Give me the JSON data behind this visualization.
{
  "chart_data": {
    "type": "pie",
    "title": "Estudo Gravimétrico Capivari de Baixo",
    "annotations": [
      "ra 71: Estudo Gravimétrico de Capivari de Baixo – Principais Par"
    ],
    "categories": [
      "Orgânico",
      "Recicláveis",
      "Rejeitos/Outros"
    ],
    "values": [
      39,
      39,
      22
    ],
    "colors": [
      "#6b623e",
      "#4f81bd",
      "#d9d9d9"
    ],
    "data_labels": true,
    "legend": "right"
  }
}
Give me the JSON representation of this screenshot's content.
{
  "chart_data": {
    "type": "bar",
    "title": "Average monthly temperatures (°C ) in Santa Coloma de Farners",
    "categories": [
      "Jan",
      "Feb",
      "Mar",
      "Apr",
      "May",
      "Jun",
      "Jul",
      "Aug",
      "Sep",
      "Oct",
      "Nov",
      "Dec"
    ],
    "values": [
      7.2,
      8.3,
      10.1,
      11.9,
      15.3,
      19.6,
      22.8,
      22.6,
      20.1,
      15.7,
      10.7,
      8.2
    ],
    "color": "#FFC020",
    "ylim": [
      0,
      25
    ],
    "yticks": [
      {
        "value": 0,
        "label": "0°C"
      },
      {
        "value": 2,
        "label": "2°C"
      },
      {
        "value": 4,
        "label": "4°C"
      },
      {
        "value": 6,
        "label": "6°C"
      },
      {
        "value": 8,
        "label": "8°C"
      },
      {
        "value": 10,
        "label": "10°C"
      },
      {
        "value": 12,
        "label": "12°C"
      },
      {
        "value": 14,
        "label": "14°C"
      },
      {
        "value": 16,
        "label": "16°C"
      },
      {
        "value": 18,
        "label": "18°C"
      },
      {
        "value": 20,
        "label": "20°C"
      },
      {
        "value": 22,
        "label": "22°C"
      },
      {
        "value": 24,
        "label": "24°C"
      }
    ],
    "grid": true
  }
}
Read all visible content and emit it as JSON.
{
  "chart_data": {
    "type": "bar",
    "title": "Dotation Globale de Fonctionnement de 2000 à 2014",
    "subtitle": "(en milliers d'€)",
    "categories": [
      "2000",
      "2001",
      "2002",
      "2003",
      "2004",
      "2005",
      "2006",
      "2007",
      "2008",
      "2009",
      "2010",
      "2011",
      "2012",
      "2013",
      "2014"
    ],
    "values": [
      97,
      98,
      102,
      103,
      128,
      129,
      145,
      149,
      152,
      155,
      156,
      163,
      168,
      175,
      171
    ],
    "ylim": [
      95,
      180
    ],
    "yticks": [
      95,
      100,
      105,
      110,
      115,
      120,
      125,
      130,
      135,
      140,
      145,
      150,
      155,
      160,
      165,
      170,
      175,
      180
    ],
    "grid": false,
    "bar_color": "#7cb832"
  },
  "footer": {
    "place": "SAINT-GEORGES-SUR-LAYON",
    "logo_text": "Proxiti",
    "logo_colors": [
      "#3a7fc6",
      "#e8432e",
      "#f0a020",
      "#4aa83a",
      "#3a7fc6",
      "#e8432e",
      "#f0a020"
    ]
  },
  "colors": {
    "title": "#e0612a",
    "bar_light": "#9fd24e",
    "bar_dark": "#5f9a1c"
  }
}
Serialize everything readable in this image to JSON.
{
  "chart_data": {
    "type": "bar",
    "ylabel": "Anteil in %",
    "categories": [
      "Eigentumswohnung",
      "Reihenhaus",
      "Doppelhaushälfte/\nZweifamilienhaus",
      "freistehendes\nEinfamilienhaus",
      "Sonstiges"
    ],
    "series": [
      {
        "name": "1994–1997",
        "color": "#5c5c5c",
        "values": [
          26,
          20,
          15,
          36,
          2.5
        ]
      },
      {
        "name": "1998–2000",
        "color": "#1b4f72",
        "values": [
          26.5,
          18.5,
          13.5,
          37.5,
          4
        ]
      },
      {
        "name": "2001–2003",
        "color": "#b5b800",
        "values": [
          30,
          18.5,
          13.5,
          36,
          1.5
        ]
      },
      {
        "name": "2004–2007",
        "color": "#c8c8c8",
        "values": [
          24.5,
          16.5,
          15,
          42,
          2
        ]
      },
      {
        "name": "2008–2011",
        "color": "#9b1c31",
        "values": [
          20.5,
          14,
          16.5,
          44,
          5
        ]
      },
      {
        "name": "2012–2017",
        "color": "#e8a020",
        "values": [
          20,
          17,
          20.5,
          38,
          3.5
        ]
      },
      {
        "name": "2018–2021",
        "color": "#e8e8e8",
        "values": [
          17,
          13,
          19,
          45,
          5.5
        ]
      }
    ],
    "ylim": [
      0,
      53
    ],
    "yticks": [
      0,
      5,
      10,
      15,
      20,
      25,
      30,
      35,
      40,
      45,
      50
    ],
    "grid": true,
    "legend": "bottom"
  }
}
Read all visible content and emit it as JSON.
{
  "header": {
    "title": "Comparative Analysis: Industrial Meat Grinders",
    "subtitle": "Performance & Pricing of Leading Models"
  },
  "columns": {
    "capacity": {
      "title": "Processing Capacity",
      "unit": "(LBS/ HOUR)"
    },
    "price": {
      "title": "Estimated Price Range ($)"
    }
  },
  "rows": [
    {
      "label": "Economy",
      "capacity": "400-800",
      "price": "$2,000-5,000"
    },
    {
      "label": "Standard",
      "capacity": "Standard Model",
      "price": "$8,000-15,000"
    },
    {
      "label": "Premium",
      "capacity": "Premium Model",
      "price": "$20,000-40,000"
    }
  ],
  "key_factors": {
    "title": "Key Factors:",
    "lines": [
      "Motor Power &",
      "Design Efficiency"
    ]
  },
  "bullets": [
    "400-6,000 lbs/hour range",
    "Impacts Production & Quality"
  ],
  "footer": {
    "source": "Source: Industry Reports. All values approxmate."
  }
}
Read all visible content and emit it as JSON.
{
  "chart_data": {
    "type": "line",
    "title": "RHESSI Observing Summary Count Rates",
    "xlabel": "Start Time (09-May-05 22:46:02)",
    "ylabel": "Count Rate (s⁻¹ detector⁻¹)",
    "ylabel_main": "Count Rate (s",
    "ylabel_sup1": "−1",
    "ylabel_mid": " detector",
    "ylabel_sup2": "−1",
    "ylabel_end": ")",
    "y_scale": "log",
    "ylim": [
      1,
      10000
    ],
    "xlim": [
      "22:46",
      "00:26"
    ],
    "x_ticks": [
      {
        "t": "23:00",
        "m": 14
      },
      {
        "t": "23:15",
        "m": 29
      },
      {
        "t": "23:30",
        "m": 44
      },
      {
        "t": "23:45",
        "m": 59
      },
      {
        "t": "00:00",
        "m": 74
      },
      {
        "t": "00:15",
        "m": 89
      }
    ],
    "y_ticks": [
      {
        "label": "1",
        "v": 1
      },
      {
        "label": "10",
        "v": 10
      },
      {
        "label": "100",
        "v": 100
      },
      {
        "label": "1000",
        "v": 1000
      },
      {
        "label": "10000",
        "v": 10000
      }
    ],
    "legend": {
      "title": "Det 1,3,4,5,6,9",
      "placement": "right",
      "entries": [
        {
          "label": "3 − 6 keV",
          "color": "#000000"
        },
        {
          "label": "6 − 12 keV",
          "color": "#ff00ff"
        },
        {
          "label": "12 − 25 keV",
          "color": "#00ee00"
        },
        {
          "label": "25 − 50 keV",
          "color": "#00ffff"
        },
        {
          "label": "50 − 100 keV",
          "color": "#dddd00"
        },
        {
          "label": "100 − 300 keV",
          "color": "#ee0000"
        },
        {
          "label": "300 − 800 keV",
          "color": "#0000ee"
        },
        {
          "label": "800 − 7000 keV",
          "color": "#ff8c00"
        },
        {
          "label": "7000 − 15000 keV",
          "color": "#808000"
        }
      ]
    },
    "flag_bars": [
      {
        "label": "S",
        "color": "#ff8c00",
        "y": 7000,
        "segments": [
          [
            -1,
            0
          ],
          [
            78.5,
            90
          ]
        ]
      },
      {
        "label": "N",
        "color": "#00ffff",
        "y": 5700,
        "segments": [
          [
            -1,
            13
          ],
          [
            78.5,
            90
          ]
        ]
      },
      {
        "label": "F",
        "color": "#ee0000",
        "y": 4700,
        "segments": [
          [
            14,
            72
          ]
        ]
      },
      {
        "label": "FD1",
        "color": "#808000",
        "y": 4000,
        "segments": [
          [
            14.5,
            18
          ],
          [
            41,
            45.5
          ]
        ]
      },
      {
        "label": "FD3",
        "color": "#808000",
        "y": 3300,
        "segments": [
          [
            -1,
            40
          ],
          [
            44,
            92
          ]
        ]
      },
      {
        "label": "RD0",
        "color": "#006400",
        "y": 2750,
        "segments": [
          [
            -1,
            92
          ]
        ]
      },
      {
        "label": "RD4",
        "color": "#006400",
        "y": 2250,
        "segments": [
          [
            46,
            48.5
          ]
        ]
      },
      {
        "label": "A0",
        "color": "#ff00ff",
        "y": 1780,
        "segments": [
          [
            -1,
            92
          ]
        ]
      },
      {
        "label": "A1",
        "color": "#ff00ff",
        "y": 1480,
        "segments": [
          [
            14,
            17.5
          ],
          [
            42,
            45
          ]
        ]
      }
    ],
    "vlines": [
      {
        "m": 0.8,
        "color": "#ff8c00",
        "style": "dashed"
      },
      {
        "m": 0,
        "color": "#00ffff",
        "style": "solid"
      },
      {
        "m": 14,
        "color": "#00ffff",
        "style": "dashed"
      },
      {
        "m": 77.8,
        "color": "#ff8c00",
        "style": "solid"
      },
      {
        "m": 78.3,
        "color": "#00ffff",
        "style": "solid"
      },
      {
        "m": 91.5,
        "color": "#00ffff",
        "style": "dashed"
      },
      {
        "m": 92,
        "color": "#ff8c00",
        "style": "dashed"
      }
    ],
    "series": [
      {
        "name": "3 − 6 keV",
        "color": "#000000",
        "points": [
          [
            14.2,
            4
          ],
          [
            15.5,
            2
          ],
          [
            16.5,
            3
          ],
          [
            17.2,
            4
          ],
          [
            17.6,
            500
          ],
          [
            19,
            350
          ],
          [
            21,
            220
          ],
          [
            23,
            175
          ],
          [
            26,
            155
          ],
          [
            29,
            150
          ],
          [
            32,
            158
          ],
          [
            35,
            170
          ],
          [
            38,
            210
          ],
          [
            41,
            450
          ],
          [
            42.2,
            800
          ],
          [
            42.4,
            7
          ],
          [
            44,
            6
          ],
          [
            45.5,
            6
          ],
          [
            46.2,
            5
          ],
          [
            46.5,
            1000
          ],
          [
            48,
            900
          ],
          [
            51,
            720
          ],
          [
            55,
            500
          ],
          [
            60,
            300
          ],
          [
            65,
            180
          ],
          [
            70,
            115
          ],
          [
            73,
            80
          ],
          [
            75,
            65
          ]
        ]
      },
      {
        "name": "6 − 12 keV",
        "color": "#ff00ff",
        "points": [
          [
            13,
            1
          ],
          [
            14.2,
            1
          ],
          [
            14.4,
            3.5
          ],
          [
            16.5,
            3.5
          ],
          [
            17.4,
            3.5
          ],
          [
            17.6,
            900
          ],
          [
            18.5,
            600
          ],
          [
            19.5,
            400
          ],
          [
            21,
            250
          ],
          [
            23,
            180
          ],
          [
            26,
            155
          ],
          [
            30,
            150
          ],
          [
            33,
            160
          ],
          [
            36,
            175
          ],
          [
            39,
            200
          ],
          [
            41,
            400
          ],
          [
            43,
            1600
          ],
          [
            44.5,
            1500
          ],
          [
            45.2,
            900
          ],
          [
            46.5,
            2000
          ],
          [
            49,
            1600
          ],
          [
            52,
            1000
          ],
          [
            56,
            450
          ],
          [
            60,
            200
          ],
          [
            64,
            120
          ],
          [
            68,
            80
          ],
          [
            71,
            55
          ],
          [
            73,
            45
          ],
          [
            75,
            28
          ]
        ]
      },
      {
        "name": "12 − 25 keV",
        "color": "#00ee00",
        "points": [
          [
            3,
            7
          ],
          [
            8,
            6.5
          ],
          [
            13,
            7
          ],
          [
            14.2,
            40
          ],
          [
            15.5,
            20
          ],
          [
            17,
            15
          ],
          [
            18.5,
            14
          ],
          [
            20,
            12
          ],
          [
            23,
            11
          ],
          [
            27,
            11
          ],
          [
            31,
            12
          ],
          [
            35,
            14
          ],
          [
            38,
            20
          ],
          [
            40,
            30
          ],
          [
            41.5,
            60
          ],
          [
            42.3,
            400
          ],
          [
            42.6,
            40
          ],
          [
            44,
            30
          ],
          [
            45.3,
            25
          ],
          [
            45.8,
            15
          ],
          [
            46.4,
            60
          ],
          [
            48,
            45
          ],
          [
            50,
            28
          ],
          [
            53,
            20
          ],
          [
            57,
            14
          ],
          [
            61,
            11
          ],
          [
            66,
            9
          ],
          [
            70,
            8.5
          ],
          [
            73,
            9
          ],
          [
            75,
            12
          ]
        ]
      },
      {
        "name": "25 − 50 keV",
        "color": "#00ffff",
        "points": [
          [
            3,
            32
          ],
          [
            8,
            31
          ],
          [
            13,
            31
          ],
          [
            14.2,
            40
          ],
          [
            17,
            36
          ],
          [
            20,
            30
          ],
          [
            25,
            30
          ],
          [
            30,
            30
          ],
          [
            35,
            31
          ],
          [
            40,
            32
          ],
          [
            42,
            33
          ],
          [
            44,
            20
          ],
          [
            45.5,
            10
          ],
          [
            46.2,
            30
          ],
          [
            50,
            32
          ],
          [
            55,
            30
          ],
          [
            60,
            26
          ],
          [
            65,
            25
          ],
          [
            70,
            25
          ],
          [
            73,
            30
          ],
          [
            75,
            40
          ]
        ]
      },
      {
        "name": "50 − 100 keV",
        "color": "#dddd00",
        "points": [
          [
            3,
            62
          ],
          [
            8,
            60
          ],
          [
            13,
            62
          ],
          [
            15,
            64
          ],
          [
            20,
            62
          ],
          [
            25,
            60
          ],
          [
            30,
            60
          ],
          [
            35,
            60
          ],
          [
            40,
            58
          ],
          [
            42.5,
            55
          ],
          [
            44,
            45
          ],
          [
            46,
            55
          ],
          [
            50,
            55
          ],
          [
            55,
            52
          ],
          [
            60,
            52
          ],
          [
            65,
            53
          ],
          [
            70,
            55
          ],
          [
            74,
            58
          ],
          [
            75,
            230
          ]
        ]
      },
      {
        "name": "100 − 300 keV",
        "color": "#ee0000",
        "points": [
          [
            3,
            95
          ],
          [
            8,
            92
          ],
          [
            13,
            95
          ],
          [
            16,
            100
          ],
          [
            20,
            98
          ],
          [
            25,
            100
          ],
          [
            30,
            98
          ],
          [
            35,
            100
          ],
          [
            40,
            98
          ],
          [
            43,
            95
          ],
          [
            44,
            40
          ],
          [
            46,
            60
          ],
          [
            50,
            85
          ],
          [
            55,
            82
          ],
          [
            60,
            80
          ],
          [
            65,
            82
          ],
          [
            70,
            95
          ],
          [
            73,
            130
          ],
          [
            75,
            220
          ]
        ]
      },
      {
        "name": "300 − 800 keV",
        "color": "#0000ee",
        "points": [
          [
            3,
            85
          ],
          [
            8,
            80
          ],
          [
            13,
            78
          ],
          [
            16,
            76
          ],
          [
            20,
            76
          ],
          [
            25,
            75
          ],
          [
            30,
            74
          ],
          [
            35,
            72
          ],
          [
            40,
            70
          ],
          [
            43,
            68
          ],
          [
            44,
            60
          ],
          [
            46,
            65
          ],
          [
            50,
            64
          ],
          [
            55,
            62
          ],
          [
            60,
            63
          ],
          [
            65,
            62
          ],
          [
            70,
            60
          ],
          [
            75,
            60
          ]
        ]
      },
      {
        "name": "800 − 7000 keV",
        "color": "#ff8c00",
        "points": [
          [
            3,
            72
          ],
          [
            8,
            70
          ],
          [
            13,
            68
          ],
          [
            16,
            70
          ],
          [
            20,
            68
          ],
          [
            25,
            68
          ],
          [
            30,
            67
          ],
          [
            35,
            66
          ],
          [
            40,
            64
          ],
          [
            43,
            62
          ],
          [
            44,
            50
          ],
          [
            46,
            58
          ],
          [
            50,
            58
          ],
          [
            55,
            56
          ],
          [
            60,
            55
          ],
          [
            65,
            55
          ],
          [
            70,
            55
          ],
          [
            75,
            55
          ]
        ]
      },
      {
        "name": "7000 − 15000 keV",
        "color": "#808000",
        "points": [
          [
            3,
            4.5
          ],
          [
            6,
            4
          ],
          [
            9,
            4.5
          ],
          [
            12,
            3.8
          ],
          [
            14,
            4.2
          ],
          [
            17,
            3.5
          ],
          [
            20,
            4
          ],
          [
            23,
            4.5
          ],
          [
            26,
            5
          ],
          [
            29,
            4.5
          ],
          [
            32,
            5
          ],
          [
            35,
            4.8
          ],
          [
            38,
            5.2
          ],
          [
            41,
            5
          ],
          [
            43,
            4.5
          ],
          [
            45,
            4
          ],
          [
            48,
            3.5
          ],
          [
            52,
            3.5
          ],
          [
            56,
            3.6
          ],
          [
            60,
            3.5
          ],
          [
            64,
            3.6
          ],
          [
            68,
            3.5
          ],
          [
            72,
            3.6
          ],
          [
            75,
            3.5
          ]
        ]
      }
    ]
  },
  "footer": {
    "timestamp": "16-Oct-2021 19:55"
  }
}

============

Directive — Read the data above and pull out each line that holds the string "Estudo".

Task response —
    "title": "Estudo Gravimétrico Capivari de Baixo",
      "ra 71: Estudo Gravimétrico de Capivari de Baixo – Principais Par"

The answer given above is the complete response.